TASK DETAILS:
Report every line in the listing that contains the string "this".

RECORDS SHOWN:

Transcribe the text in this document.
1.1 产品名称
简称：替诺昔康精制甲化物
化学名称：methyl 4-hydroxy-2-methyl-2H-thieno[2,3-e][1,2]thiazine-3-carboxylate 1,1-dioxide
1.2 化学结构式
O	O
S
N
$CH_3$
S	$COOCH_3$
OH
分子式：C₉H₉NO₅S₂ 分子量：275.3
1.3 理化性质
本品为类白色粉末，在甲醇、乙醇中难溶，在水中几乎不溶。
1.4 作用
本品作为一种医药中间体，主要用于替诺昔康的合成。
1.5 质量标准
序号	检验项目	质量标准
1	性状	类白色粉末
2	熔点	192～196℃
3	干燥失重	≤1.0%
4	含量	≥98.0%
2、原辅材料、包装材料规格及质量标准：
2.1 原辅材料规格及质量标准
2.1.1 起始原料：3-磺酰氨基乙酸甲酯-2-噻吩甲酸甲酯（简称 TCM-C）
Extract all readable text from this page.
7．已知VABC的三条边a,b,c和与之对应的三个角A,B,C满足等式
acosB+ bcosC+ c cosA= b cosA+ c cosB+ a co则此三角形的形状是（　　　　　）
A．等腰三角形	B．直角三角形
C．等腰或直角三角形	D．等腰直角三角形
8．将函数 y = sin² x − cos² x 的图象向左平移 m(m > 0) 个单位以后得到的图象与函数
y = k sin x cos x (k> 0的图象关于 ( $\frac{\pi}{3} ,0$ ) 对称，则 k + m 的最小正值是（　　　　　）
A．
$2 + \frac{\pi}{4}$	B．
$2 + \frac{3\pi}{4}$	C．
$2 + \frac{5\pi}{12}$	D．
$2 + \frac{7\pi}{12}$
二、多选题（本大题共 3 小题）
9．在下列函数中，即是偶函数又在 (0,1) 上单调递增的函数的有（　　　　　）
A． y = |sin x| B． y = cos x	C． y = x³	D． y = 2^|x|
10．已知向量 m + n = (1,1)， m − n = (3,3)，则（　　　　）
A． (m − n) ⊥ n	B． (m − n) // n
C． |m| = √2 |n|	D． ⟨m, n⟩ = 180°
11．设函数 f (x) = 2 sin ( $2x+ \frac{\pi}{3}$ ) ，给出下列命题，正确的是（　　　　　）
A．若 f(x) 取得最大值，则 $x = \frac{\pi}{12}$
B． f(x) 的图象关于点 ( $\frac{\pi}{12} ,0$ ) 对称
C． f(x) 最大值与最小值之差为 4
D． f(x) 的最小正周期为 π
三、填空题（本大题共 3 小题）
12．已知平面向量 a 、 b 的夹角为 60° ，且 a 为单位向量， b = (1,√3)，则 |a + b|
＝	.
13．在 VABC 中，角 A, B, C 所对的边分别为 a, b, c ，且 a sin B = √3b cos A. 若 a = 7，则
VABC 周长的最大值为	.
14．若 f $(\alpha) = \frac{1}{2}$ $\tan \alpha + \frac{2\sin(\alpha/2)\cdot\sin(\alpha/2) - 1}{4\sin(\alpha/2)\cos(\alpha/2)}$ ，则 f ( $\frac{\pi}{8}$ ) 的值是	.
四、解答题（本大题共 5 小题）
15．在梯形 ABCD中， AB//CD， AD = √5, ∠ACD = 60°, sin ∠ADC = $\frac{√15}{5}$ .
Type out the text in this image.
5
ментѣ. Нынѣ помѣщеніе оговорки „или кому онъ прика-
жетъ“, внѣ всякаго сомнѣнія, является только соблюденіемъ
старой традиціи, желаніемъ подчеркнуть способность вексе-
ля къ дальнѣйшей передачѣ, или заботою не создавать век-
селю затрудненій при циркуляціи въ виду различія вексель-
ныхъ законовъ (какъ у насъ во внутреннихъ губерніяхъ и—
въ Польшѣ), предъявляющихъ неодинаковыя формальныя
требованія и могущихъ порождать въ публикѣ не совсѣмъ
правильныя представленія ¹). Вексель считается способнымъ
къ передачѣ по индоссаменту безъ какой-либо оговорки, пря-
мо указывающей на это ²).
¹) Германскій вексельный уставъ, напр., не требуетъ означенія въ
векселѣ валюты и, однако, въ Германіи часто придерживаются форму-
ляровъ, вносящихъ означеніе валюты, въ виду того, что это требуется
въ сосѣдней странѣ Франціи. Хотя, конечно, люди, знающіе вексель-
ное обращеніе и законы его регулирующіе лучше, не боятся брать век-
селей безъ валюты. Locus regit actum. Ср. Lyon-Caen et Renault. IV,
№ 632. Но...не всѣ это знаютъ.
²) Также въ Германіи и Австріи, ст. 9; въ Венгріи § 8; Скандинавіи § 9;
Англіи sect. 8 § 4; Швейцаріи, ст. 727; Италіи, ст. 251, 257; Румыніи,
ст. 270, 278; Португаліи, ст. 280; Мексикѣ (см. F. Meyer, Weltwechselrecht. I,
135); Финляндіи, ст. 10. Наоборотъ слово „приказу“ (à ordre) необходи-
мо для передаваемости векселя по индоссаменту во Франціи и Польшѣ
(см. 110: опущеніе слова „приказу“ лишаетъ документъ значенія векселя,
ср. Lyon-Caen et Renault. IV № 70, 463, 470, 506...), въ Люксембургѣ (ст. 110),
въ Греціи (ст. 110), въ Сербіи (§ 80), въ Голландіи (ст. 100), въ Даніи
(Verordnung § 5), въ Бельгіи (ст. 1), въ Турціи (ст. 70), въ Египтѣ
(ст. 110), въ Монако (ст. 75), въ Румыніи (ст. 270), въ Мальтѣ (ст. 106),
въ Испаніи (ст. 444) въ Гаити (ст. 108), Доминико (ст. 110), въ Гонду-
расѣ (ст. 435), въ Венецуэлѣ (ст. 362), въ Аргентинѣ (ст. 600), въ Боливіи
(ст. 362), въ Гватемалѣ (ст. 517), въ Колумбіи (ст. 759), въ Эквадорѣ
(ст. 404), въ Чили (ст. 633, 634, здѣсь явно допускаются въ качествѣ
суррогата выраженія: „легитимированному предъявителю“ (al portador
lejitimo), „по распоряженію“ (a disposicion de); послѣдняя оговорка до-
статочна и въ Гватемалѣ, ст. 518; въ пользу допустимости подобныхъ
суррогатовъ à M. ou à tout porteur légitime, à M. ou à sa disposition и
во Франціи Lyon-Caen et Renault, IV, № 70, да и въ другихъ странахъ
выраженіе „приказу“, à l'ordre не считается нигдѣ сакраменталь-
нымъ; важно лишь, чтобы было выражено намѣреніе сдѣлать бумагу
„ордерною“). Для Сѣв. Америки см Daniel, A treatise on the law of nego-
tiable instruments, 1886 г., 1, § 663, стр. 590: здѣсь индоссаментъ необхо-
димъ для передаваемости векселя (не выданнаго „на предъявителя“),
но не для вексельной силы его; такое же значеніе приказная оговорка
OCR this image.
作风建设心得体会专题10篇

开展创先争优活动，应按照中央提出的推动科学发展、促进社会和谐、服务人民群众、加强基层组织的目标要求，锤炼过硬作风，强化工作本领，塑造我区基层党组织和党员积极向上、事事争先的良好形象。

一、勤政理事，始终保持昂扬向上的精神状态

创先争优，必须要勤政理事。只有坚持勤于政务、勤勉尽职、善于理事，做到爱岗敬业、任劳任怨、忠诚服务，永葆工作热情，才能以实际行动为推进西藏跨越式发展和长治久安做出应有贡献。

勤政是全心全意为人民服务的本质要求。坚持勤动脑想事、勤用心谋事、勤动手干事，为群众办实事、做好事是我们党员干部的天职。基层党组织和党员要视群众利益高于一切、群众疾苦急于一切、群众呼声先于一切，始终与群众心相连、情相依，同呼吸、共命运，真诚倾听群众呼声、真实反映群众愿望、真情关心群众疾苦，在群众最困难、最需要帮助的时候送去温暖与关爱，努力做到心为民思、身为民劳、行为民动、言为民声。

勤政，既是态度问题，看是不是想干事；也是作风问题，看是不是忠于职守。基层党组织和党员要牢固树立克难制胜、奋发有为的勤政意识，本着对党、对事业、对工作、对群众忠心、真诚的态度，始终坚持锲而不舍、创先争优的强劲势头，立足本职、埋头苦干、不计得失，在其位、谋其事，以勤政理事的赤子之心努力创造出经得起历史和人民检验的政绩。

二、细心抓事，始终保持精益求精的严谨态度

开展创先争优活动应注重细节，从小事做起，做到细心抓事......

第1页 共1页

TASK RESULT:
Transcribe the text in this document.
Extract all readable text from this page.
Type out the text in this image.
OCR this image.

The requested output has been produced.